(Collection entries)

++++++++++

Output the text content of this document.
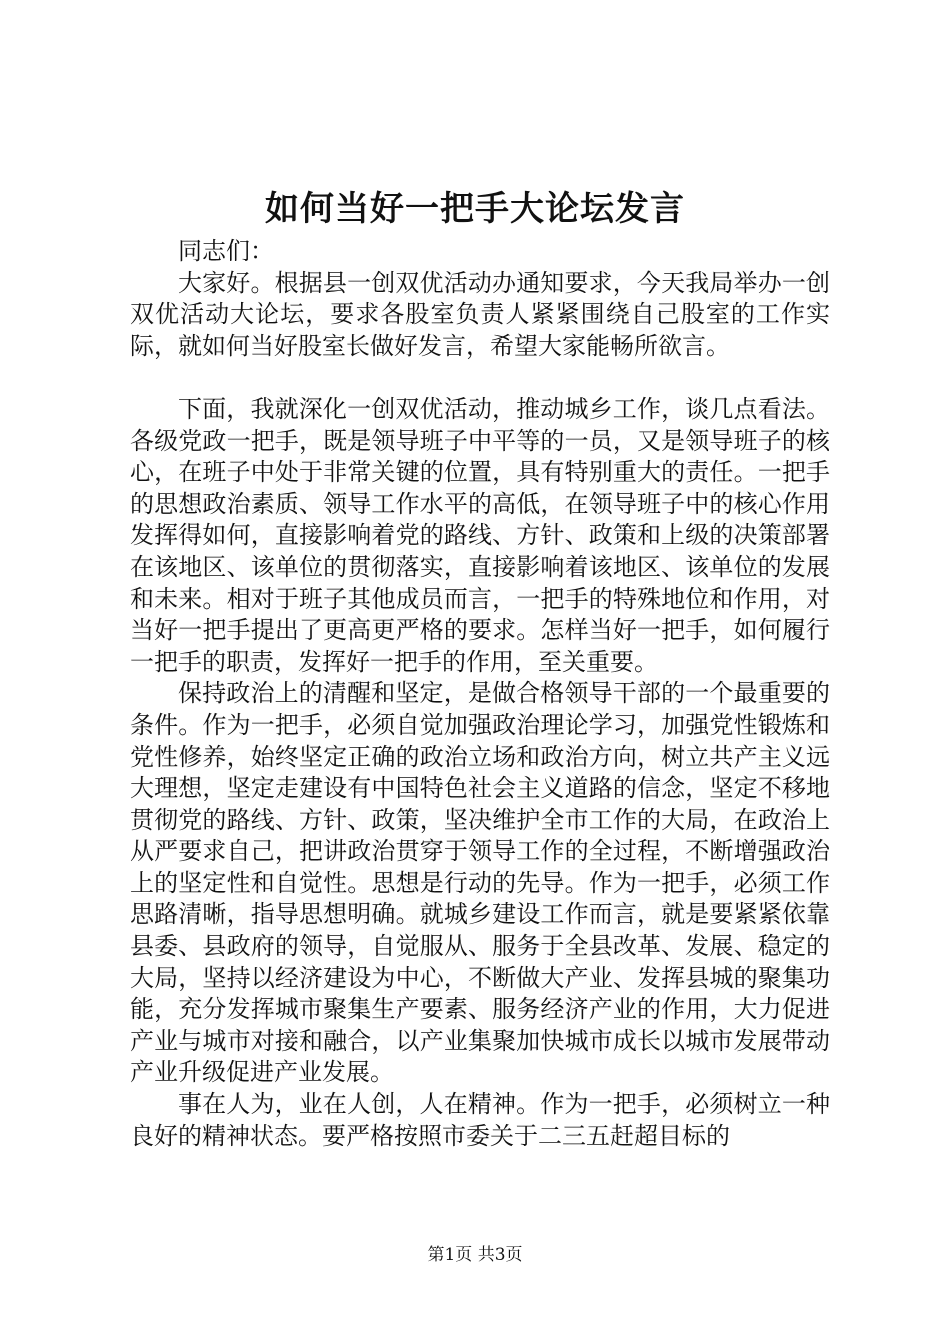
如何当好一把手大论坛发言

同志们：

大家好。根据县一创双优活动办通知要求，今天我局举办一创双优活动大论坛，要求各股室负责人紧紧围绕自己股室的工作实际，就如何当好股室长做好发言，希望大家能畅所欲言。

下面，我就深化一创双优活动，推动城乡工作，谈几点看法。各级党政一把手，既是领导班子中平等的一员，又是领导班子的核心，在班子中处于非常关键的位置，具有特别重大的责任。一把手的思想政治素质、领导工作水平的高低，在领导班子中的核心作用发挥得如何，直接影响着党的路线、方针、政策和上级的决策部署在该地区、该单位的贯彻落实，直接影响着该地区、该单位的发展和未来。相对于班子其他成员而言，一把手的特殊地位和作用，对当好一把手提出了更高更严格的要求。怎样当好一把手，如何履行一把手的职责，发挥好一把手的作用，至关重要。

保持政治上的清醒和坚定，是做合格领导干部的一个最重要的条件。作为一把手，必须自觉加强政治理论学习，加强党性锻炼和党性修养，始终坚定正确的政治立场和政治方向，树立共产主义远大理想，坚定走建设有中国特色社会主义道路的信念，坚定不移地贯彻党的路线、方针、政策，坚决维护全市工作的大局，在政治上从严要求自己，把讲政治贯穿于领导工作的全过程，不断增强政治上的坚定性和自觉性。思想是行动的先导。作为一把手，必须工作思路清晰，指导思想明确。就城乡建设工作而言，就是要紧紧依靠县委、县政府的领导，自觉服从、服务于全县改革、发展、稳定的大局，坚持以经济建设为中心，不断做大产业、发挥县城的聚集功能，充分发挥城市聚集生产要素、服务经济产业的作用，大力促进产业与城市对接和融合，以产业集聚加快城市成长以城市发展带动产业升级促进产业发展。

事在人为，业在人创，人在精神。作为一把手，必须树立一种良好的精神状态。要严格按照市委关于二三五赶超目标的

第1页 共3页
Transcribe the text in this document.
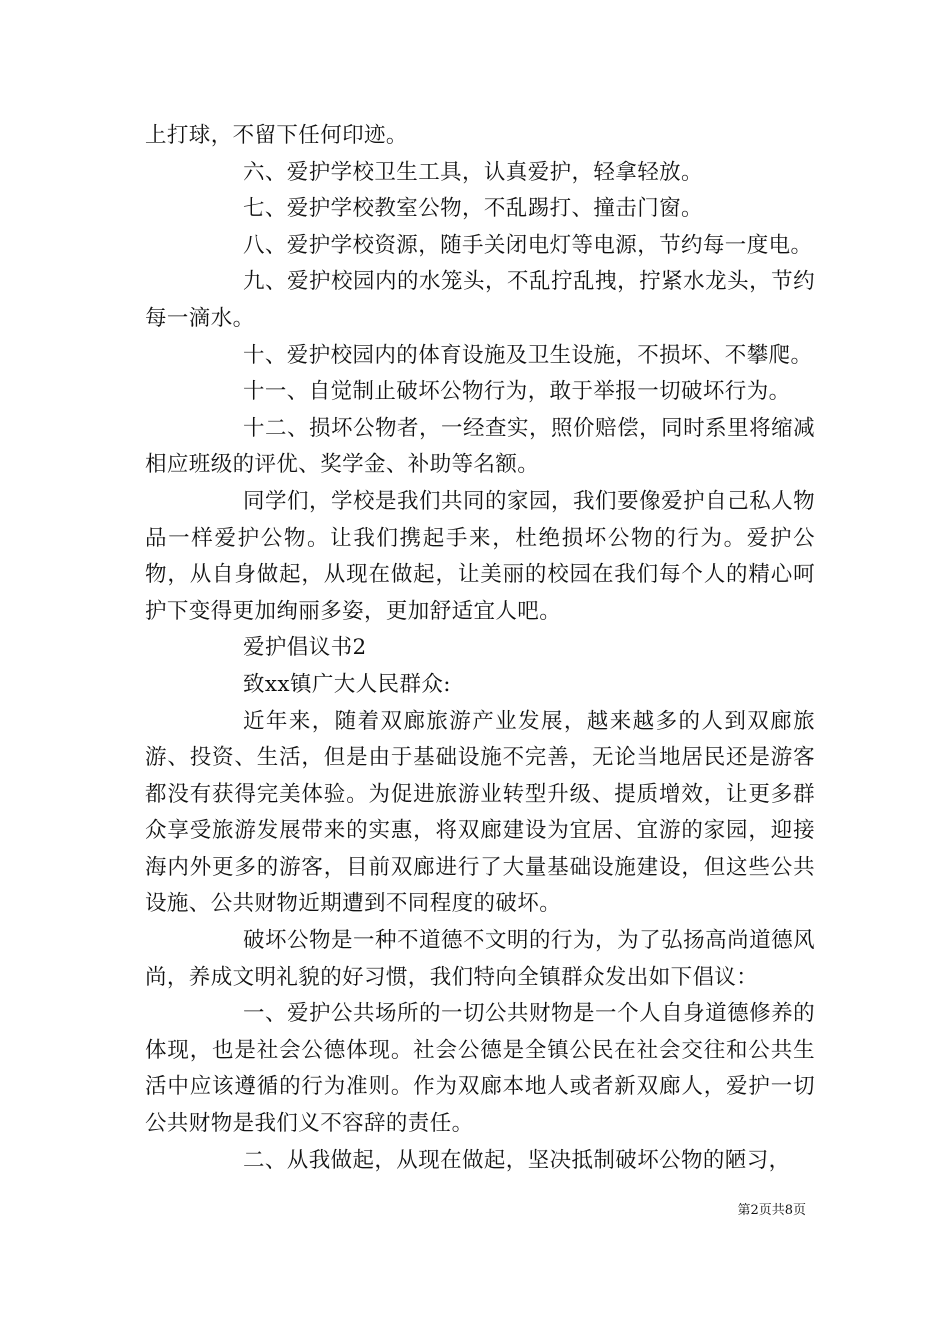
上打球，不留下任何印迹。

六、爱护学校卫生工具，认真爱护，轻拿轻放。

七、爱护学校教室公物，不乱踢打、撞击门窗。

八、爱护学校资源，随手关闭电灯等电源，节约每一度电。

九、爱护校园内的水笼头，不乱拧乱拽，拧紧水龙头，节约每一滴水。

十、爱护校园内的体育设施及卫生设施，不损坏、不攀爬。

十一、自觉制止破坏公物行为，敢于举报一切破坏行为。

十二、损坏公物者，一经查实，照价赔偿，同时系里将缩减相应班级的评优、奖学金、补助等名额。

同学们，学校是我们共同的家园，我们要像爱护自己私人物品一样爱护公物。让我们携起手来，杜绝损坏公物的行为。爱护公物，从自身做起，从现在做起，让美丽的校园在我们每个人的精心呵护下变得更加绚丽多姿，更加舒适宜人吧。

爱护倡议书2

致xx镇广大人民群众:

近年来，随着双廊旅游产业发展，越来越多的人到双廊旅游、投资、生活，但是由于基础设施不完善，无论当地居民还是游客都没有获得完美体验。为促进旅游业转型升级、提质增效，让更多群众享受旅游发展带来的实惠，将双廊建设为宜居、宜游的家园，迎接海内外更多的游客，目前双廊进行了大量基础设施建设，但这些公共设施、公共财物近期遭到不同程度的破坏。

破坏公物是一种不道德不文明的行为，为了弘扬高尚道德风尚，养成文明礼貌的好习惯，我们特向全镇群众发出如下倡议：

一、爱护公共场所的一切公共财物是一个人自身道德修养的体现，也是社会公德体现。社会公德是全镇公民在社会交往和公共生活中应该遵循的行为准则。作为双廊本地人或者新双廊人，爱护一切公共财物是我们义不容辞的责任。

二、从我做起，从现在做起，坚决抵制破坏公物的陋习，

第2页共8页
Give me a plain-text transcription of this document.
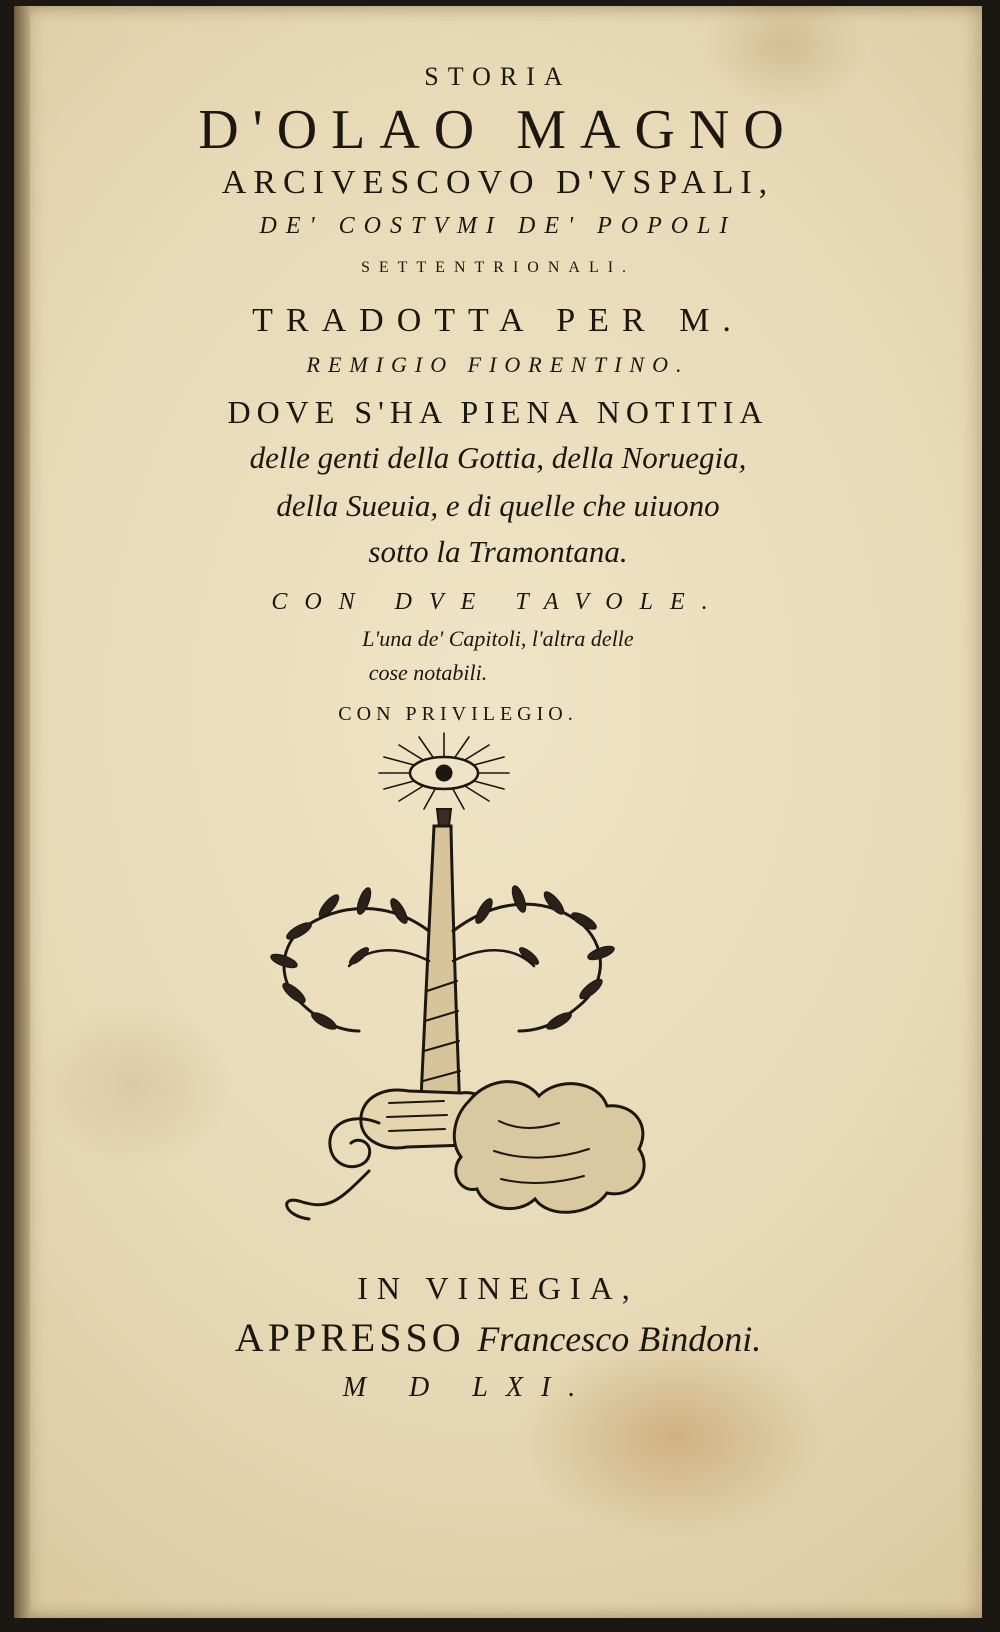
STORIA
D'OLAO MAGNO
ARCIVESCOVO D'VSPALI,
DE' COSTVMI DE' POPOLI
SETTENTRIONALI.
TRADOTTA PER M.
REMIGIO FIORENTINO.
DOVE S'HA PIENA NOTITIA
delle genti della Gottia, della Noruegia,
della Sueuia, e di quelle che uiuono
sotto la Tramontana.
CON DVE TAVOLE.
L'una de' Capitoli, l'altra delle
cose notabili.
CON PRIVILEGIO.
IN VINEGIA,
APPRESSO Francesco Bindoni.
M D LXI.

++++++++++

Determine how many lines of the records above contain the word "document", and report only that number.

3